• Given problem
Collect all lines from the listing that include the string "title".

[start]

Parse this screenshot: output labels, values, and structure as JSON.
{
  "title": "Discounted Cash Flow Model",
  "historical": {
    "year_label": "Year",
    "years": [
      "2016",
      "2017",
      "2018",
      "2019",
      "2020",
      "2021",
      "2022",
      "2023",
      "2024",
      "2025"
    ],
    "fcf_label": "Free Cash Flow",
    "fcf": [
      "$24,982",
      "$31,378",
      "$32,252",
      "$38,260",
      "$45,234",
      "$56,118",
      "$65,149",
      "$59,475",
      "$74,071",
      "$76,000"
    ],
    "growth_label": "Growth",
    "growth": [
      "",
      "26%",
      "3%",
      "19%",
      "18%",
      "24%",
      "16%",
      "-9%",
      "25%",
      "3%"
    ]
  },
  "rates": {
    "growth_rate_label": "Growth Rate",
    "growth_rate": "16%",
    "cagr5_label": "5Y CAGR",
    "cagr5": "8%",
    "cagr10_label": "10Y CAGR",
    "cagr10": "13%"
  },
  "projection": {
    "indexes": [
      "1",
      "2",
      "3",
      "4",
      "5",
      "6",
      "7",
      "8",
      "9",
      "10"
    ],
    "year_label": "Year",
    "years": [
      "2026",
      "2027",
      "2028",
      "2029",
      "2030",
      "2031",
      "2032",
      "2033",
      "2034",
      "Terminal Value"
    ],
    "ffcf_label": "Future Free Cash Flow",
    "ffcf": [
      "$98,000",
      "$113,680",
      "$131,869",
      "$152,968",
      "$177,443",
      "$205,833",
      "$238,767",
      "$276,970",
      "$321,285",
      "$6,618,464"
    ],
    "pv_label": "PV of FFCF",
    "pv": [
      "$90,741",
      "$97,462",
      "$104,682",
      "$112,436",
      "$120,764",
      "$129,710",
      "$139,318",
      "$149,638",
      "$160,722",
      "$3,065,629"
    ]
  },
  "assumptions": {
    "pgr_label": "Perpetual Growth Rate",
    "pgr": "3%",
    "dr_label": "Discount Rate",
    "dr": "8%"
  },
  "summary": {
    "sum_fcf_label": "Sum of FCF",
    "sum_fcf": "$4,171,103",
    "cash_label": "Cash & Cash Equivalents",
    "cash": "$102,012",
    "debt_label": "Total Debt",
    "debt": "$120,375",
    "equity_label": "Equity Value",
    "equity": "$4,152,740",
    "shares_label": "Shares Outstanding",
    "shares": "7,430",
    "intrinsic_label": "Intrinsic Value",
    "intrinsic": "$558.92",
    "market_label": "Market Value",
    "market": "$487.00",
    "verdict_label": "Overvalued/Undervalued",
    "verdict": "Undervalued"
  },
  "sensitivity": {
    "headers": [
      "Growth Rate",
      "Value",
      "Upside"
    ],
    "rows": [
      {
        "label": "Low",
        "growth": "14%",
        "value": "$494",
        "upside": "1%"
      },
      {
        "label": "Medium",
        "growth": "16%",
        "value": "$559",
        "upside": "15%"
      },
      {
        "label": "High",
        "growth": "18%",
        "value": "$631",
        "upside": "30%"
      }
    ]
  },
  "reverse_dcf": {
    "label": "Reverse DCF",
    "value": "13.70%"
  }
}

[end]
[start]

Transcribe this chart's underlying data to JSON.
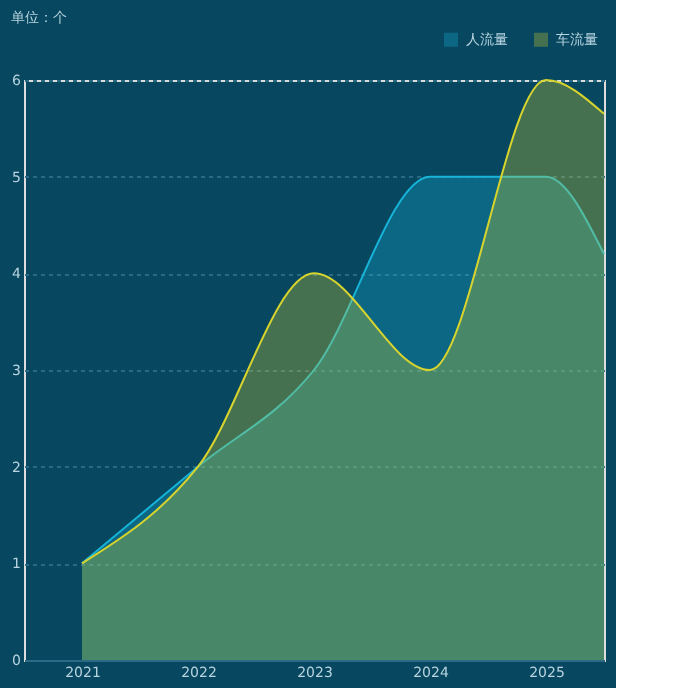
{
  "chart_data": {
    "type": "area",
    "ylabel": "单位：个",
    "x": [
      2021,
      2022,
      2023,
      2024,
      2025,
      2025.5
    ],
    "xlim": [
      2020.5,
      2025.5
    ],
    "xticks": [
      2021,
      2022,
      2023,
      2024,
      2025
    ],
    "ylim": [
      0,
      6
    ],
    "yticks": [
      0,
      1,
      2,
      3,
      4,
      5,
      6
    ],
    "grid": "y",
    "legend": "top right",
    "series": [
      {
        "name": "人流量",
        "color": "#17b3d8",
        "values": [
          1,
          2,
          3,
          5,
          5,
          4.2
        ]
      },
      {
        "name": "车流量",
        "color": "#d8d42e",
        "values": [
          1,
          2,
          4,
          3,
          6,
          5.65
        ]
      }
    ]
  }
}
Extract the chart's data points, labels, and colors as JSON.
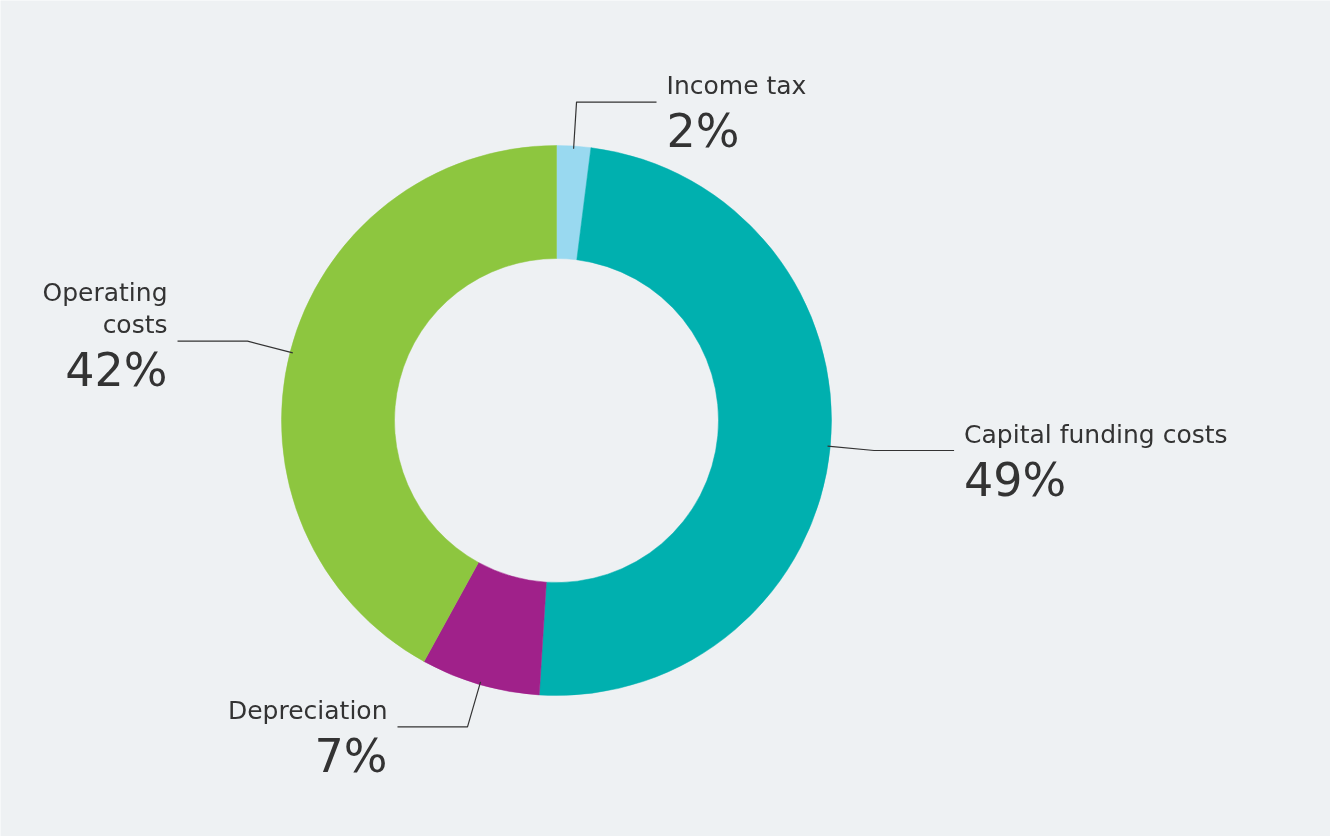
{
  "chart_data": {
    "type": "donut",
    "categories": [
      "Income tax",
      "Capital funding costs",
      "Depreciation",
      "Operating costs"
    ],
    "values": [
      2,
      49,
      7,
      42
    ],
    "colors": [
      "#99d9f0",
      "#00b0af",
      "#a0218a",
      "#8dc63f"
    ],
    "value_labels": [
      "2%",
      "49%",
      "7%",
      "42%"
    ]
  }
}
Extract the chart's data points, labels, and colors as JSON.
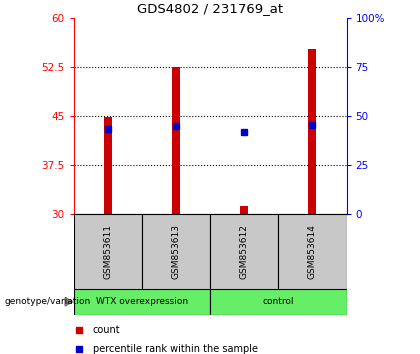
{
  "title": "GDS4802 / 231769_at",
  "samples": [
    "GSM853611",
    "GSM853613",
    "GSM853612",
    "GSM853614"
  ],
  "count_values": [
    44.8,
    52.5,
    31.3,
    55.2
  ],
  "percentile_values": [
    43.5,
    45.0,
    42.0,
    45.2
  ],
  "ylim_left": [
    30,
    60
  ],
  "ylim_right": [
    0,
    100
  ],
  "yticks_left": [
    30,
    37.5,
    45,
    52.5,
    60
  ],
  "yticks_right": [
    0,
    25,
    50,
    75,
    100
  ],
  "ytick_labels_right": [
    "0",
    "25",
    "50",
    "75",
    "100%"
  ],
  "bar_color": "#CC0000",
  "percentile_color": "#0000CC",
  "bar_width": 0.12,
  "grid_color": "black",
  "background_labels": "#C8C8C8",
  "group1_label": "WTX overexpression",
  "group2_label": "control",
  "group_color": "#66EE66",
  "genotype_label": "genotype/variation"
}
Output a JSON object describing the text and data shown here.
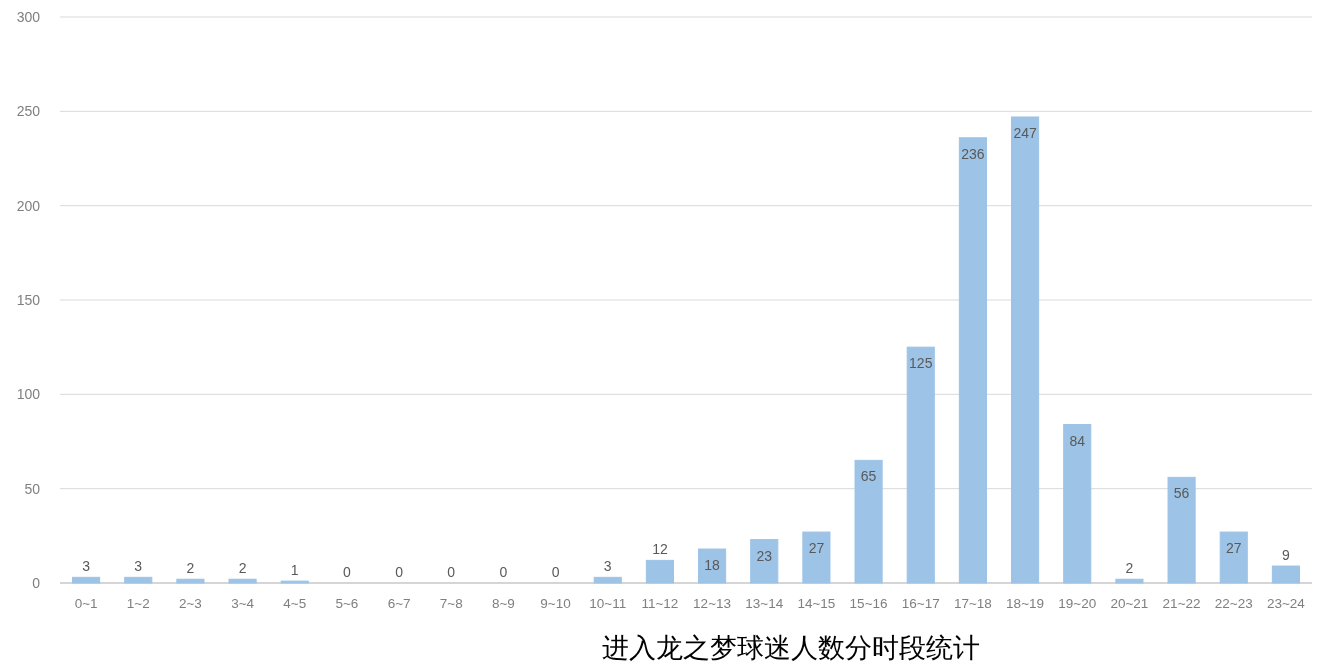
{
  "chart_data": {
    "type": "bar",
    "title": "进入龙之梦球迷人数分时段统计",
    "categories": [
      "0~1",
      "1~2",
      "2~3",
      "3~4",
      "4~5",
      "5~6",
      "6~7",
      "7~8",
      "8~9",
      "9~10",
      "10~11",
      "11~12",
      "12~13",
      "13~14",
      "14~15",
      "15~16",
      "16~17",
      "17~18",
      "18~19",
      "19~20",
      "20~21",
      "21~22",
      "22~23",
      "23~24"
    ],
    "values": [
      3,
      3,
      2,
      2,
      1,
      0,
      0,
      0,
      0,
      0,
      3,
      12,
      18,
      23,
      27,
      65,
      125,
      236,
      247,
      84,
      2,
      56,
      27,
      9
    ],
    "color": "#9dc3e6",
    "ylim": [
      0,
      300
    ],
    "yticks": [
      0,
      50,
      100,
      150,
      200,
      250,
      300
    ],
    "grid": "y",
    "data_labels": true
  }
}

[end]

• Exercise response
  "title": "Discounted Cash Flow Model",
  "title": "GDS4802 / 231769_at",
    "title": "进入龙之梦球迷人数分时段统计",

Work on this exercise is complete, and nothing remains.